• Your task: An exact copy of every record is needed.

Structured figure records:
○ ○ ○ ○

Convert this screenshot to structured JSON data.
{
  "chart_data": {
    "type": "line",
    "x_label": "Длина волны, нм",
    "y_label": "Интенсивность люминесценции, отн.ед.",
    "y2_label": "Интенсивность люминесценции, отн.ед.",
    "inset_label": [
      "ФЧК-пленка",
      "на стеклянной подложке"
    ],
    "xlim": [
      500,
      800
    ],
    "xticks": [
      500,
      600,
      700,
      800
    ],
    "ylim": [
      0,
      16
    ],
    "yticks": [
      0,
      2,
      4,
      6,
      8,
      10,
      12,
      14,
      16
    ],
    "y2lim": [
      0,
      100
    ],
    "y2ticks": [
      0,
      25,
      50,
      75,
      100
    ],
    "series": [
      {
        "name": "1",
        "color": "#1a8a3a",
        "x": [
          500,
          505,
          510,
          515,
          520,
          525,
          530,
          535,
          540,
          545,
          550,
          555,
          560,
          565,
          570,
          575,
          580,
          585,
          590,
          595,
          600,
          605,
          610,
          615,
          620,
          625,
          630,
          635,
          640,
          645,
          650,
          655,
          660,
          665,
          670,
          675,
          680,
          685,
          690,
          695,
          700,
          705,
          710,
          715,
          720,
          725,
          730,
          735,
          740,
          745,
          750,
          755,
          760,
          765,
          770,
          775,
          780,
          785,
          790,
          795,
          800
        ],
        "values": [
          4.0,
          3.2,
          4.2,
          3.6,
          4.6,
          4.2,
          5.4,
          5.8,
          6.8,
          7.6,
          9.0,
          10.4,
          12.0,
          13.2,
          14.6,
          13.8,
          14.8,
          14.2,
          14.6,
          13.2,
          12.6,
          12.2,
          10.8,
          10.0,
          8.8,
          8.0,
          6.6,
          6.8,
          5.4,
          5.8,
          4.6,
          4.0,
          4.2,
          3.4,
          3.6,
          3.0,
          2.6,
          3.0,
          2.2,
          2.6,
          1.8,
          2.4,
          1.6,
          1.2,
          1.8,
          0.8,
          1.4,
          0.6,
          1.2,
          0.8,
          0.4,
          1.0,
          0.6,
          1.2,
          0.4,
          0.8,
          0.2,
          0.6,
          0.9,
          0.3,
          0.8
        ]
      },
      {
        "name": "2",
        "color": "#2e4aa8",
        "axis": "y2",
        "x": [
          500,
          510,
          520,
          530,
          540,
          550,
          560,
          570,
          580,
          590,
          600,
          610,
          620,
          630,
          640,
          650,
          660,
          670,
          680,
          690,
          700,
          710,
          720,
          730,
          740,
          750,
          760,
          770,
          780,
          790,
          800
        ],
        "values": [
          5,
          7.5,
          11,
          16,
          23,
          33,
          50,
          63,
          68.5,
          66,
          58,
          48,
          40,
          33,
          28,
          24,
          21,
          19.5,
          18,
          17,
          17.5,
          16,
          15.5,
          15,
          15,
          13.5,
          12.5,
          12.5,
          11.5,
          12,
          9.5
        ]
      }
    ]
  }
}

○ ○ ○ ○

• Task answer:
Convert this screenshot to structured JSON data.
{
  "chart_data": {
    "type": "line",
    "x_label": "Длина волны, нм",
    "y_label": "Интенсивность люминесценции, отн.ед.",
    "y2_label": "Интенсивность люминесценции, отн.ед.",
    "inset_label": [
      "ФЧК-пленка",
      "на стеклянной подложке"
    ],
    "xlim": [
      500,
      800
    ],
    "xticks": [
      500,
      600,
      700,
      800
    ],
    "ylim": [
      0,
      16
    ],
    "yticks": [
      0,
      2,
      4,
      6,
      8,
      10,
      12,
      14,
      16
    ],
    "y2lim": [
      0,
      100
    ],
    "y2ticks": [
      0,
      25,
      50,
      75,
      100
    ],
    "series": [
      {
        "name": "1",
        "color": "#1a8a3a",
        "x": [
          500,
          505,
          510,
          515,
          520,
          525,
          530,
          535,
          540,
          545,
          550,
          555,
          560,
          565,
          570,
          575,
          580,
          585,
          590,
          595,
          600,
          605,
          610,
          615,
          620,
          625,
          630,
          635,
          640,
          645,
          650,
          655,
          660,
          665,
          670,
          675,
          680,
          685,
          690,
          695,
          700,
          705,
          710,
          715,
          720,
          725,
          730,
          735,
          740,
          745,
          750,
          755,
          760,
          765,
          770,
          775,
          780,
          785,
          790,
          795,
          800
        ],
        "values": [
          4.0,
          3.2,
          4.2,
          3.6,
          4.6,
          4.2,
          5.4,
          5.8,
          6.8,
          7.6,
          9.0,
          10.4,
          12.0,
          13.2,
          14.6,
          13.8,
          14.8,
          14.2,
          14.6,
          13.2,
          12.6,
          12.2,
          10.8,
          10.0,
          8.8,
          8.0,
          6.6,
          6.8,
          5.4,
          5.8,
          4.6,
          4.0,
          4.2,
          3.4,
          3.6,
          3.0,
          2.6,
          3.0,
          2.2,
          2.6,
          1.8,
          2.4,
          1.6,
          1.2,
          1.8,
          0.8,
          1.4,
          0.6,
          1.2,
          0.8,
          0.4,
          1.0,
          0.6,
          1.2,
          0.4,
          0.8,
          0.2,
          0.6,
          0.9,
          0.3,
          0.8
        ]
      },
      {
        "name": "2",
        "color": "#2e4aa8",
        "axis": "y2",
        "x": [
          500,
          510,
          520,
          530,
          540,
          550,
          560,
          570,
          580,
          590,
          600,
          610,
          620,
          630,
          640,
          650,
          660,
          670,
          680,
          690,
          700,
          710,
          720,
          730,
          740,
          750,
          760,
          770,
          780,
          790,
          800
        ],
        "values": [
          5,
          7.5,
          11,
          16,
          23,
          33,
          50,
          63,
          68.5,
          66,
          58,
          48,
          40,
          33,
          28,
          24,
          21,
          19.5,
          18,
          17,
          17.5,
          16,
          15.5,
          15,
          15,
          13.5,
          12.5,
          12.5,
          11.5,
          12,
          9.5
        ]
      }
    ]
  }
}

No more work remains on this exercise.